Repeat the listing in full. Nothing may be added or left out.
──────────────────────────────
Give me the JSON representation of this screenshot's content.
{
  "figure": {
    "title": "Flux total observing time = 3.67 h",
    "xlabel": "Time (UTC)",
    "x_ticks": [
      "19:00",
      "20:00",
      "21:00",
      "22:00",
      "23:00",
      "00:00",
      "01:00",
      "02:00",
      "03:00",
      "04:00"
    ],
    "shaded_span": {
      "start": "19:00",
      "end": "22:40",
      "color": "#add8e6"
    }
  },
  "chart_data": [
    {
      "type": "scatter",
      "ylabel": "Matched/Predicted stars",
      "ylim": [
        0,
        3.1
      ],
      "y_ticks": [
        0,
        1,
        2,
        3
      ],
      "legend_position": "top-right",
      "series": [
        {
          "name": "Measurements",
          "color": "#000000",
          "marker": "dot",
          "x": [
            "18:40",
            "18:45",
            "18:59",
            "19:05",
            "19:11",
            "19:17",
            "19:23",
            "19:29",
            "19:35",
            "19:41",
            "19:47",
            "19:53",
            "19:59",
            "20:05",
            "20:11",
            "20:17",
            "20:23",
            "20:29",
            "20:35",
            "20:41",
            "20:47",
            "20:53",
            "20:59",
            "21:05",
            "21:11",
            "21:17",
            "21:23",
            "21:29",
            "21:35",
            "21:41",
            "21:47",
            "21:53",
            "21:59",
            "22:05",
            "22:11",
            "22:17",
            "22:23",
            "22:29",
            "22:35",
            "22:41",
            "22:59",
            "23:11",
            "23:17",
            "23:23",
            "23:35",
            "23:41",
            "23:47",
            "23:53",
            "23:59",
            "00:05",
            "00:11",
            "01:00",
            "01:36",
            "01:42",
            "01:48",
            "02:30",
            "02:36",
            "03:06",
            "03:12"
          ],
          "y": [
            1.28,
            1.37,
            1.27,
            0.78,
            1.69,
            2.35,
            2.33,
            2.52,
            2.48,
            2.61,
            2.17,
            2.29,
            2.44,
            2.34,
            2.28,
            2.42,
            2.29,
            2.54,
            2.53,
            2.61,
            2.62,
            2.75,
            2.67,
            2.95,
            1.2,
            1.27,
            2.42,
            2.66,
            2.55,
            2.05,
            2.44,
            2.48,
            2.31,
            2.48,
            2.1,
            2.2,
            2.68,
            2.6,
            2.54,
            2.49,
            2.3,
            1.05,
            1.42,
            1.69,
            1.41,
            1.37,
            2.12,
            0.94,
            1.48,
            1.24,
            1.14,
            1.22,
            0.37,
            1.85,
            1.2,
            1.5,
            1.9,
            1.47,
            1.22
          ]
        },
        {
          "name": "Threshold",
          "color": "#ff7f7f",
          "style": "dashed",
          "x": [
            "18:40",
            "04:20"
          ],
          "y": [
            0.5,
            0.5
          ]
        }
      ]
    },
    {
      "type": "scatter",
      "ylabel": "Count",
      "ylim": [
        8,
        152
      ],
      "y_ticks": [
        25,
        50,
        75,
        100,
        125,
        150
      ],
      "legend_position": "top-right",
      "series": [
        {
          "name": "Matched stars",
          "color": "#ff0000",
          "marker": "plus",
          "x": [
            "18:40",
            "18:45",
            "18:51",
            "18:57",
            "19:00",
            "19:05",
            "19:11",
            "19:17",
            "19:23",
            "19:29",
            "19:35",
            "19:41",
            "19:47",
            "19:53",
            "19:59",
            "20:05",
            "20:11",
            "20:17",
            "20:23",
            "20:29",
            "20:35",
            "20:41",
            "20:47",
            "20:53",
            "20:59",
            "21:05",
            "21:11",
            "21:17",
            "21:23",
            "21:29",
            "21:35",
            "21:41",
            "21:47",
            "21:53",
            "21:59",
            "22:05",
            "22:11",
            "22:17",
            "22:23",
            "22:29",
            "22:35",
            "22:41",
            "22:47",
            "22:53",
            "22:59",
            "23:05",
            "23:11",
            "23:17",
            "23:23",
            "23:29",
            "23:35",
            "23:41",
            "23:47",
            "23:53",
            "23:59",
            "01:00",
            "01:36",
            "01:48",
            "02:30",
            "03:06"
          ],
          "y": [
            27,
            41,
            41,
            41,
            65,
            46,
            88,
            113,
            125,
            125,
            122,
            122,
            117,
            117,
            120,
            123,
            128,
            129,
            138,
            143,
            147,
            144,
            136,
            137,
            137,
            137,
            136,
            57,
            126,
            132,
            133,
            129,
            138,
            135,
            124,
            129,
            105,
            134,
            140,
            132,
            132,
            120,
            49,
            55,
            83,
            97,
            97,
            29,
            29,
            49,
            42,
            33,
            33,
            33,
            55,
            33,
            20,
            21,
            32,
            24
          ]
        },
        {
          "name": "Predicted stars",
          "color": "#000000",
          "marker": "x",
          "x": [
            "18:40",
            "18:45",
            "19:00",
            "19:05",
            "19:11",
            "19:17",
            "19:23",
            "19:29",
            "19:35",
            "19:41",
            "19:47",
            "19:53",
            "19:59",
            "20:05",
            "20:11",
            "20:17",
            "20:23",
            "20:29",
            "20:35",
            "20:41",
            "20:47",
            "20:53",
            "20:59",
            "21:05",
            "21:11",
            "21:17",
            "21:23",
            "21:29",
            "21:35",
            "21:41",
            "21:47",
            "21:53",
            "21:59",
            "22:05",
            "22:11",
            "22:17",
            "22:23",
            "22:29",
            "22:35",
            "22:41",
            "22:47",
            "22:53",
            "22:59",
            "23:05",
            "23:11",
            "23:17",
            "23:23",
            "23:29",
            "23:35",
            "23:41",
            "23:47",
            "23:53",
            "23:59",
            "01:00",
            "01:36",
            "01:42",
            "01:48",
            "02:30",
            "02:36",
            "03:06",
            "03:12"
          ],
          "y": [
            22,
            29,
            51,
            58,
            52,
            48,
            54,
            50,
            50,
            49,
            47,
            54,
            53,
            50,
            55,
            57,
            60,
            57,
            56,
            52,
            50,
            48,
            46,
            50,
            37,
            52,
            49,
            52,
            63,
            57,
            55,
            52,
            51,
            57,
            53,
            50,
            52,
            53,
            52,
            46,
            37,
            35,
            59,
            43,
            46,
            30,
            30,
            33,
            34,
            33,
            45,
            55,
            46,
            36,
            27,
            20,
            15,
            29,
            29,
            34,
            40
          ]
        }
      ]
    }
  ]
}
──────────────────────────────
(Reply)
Give me the JSON representation of this screenshot's content.
{
  "figure": {
    "title": "Flux total observing time = 3.67 h",
    "xlabel": "Time (UTC)",
    "x_ticks": [
      "19:00",
      "20:00",
      "21:00",
      "22:00",
      "23:00",
      "00:00",
      "01:00",
      "02:00",
      "03:00",
      "04:00"
    ],
    "shaded_span": {
      "start": "19:00",
      "end": "22:40",
      "color": "#add8e6"
    }
  },
  "chart_data": [
    {
      "type": "scatter",
      "ylabel": "Matched/Predicted stars",
      "ylim": [
        0,
        3.1
      ],
      "y_ticks": [
        0,
        1,
        2,
        3
      ],
      "legend_position": "top-right",
      "series": [
        {
          "name": "Measurements",
          "color": "#000000",
          "marker": "dot",
          "x": [
            "18:40",
            "18:45",
            "18:59",
            "19:05",
            "19:11",
            "19:17",
            "19:23",
            "19:29",
            "19:35",
            "19:41",
            "19:47",
            "19:53",
            "19:59",
            "20:05",
            "20:11",
            "20:17",
            "20:23",
            "20:29",
            "20:35",
            "20:41",
            "20:47",
            "20:53",
            "20:59",
            "21:05",
            "21:11",
            "21:17",
            "21:23",
            "21:29",
            "21:35",
            "21:41",
            "21:47",
            "21:53",
            "21:59",
            "22:05",
            "22:11",
            "22:17",
            "22:23",
            "22:29",
            "22:35",
            "22:41",
            "22:59",
            "23:11",
            "23:17",
            "23:23",
            "23:35",
            "23:41",
            "23:47",
            "23:53",
            "23:59",
            "00:05",
            "00:11",
            "01:00",
            "01:36",
            "01:42",
            "01:48",
            "02:30",
            "02:36",
            "03:06",
            "03:12"
          ],
          "y": [
            1.28,
            1.37,
            1.27,
            0.78,
            1.69,
            2.35,
            2.33,
            2.52,
            2.48,
            2.61,
            2.17,
            2.29,
            2.44,
            2.34,
            2.28,
            2.42,
            2.29,
            2.54,
            2.53,
            2.61,
            2.62,
            2.75,
            2.67,
            2.95,
            1.2,
            1.27,
            2.42,
            2.66,
            2.55,
            2.05,
            2.44,
            2.48,
            2.31,
            2.48,
            2.1,
            2.2,
            2.68,
            2.6,
            2.54,
            2.49,
            2.3,
            1.05,
            1.42,
            1.69,
            1.41,
            1.37,
            2.12,
            0.94,
            1.48,
            1.24,
            1.14,
            1.22,
            0.37,
            1.85,
            1.2,
            1.5,
            1.9,
            1.47,
            1.22
          ]
        },
        {
          "name": "Threshold",
          "color": "#ff7f7f",
          "style": "dashed",
          "x": [
            "18:40",
            "04:20"
          ],
          "y": [
            0.5,
            0.5
          ]
        }
      ]
    },
    {
      "type": "scatter",
      "ylabel": "Count",
      "ylim": [
        8,
        152
      ],
      "y_ticks": [
        25,
        50,
        75,
        100,
        125,
        150
      ],
      "legend_position": "top-right",
      "series": [
        {
          "name": "Matched stars",
          "color": "#ff0000",
          "marker": "plus",
          "x": [
            "18:40",
            "18:45",
            "18:51",
            "18:57",
            "19:00",
            "19:05",
            "19:11",
            "19:17",
            "19:23",
            "19:29",
            "19:35",
            "19:41",
            "19:47",
            "19:53",
            "19:59",
            "20:05",
            "20:11",
            "20:17",
            "20:23",
            "20:29",
            "20:35",
            "20:41",
            "20:47",
            "20:53",
            "20:59",
            "21:05",
            "21:11",
            "21:17",
            "21:23",
            "21:29",
            "21:35",
            "21:41",
            "21:47",
            "21:53",
            "21:59",
            "22:05",
            "22:11",
            "22:17",
            "22:23",
            "22:29",
            "22:35",
            "22:41",
            "22:47",
            "22:53",
            "22:59",
            "23:05",
            "23:11",
            "23:17",
            "23:23",
            "23:29",
            "23:35",
            "23:41",
            "23:47",
            "23:53",
            "23:59",
            "01:00",
            "01:36",
            "01:48",
            "02:30",
            "03:06"
          ],
          "y": [
            27,
            41,
            41,
            41,
            65,
            46,
            88,
            113,
            125,
            125,
            122,
            122,
            117,
            117,
            120,
            123,
            128,
            129,
            138,
            143,
            147,
            144,
            136,
            137,
            137,
            137,
            136,
            57,
            126,
            132,
            133,
            129,
            138,
            135,
            124,
            129,
            105,
            134,
            140,
            132,
            132,
            120,
            49,
            55,
            83,
            97,
            97,
            29,
            29,
            49,
            42,
            33,
            33,
            33,
            55,
            33,
            20,
            21,
            32,
            24
          ]
        },
        {
          "name": "Predicted stars",
          "color": "#000000",
          "marker": "x",
          "x": [
            "18:40",
            "18:45",
            "19:00",
            "19:05",
            "19:11",
            "19:17",
            "19:23",
            "19:29",
            "19:35",
            "19:41",
            "19:47",
            "19:53",
            "19:59",
            "20:05",
            "20:11",
            "20:17",
            "20:23",
            "20:29",
            "20:35",
            "20:41",
            "20:47",
            "20:53",
            "20:59",
            "21:05",
            "21:11",
            "21:17",
            "21:23",
            "21:29",
            "21:35",
            "21:41",
            "21:47",
            "21:53",
            "21:59",
            "22:05",
            "22:11",
            "22:17",
            "22:23",
            "22:29",
            "22:35",
            "22:41",
            "22:47",
            "22:53",
            "22:59",
            "23:05",
            "23:11",
            "23:17",
            "23:23",
            "23:29",
            "23:35",
            "23:41",
            "23:47",
            "23:53",
            "23:59",
            "01:00",
            "01:36",
            "01:42",
            "01:48",
            "02:30",
            "02:36",
            "03:06",
            "03:12"
          ],
          "y": [
            22,
            29,
            51,
            58,
            52,
            48,
            54,
            50,
            50,
            49,
            47,
            54,
            53,
            50,
            55,
            57,
            60,
            57,
            56,
            52,
            50,
            48,
            46,
            50,
            37,
            52,
            49,
            52,
            63,
            57,
            55,
            52,
            51,
            57,
            53,
            50,
            52,
            53,
            52,
            46,
            37,
            35,
            59,
            43,
            46,
            30,
            30,
            33,
            34,
            33,
            45,
            55,
            46,
            36,
            27,
            20,
            15,
            29,
            29,
            34,
            40
          ]
        }
      ]
    }
  ]
}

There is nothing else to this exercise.